====== ENTRIES

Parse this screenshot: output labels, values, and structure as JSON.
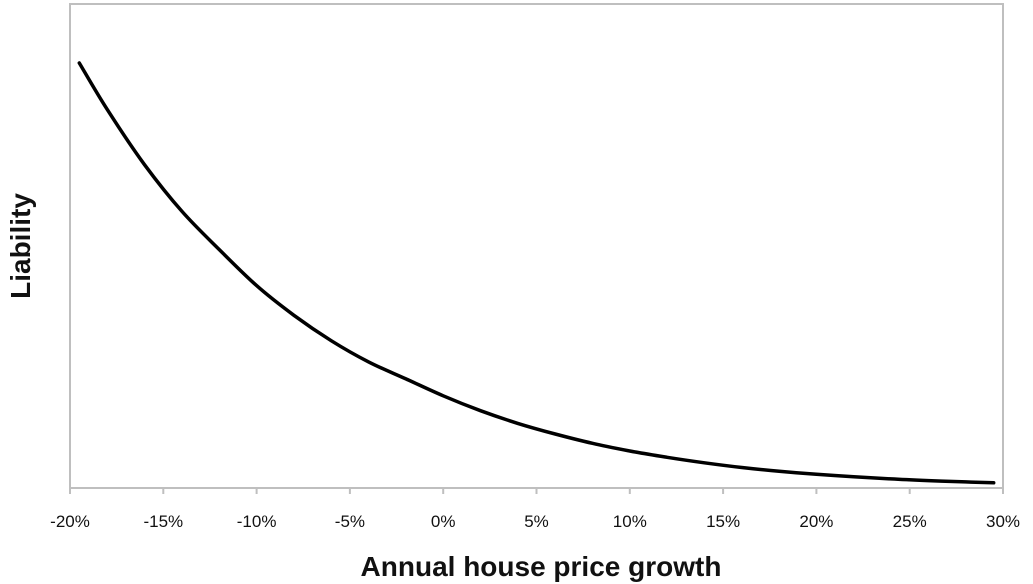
{
  "chart_data": {
    "type": "line",
    "title": "",
    "xlabel": "Annual house price growth",
    "ylabel": "Liability",
    "x_tick_labels": [
      "-20%",
      "-15%",
      "-10%",
      "-5%",
      "0%",
      "5%",
      "10%",
      "15%",
      "20%",
      "25%",
      "30%"
    ],
    "x_ticks": [
      -20,
      -15,
      -10,
      -5,
      0,
      5,
      10,
      15,
      20,
      25,
      30
    ],
    "xlim": [
      -20,
      30
    ],
    "ylim": [
      0,
      100
    ],
    "y_tick_labels_shown": false,
    "grid": false,
    "legend": "none",
    "series": [
      {
        "x": [
          -19.5,
          -18,
          -16,
          -14,
          -12,
          -10,
          -8,
          -6,
          -4,
          -2,
          0,
          2,
          4,
          6,
          8,
          10,
          12,
          14,
          16,
          18,
          20,
          22,
          24,
          26,
          28,
          29.5
        ],
        "values": [
          100,
          89,
          76,
          65,
          56,
          47.5,
          40.5,
          34.5,
          29.5,
          25.5,
          21.5,
          18,
          15,
          12.5,
          10.3,
          8.5,
          7,
          5.7,
          4.6,
          3.7,
          3,
          2.4,
          1.9,
          1.5,
          1.2,
          1
        ]
      }
    ],
    "colors": {
      "line": "#000000",
      "frame": "#bfbfbf"
    }
  }
}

============

» DIRECTIONS
Print all of the entries word for word. Omit the pictures they contain.

» THE OUTPUT
Parse this screenshot: output labels, values, and structure as JSON.
{
  "chart_data": {
    "type": "line",
    "title": "",
    "xlabel": "Annual house price growth",
    "ylabel": "Liability",
    "x_tick_labels": [
      "-20%",
      "-15%",
      "-10%",
      "-5%",
      "0%",
      "5%",
      "10%",
      "15%",
      "20%",
      "25%",
      "30%"
    ],
    "x_ticks": [
      -20,
      -15,
      -10,
      -5,
      0,
      5,
      10,
      15,
      20,
      25,
      30
    ],
    "xlim": [
      -20,
      30
    ],
    "ylim": [
      0,
      100
    ],
    "y_tick_labels_shown": false,
    "grid": false,
    "legend": "none",
    "series": [
      {
        "x": [
          -19.5,
          -18,
          -16,
          -14,
          -12,
          -10,
          -8,
          -6,
          -4,
          -2,
          0,
          2,
          4,
          6,
          8,
          10,
          12,
          14,
          16,
          18,
          20,
          22,
          24,
          26,
          28,
          29.5
        ],
        "values": [
          100,
          89,
          76,
          65,
          56,
          47.5,
          40.5,
          34.5,
          29.5,
          25.5,
          21.5,
          18,
          15,
          12.5,
          10.3,
          8.5,
          7,
          5.7,
          4.6,
          3.7,
          3,
          2.4,
          1.9,
          1.5,
          1.2,
          1
        ]
      }
    ],
    "colors": {
      "line": "#000000",
      "frame": "#bfbfbf"
    }
  }
}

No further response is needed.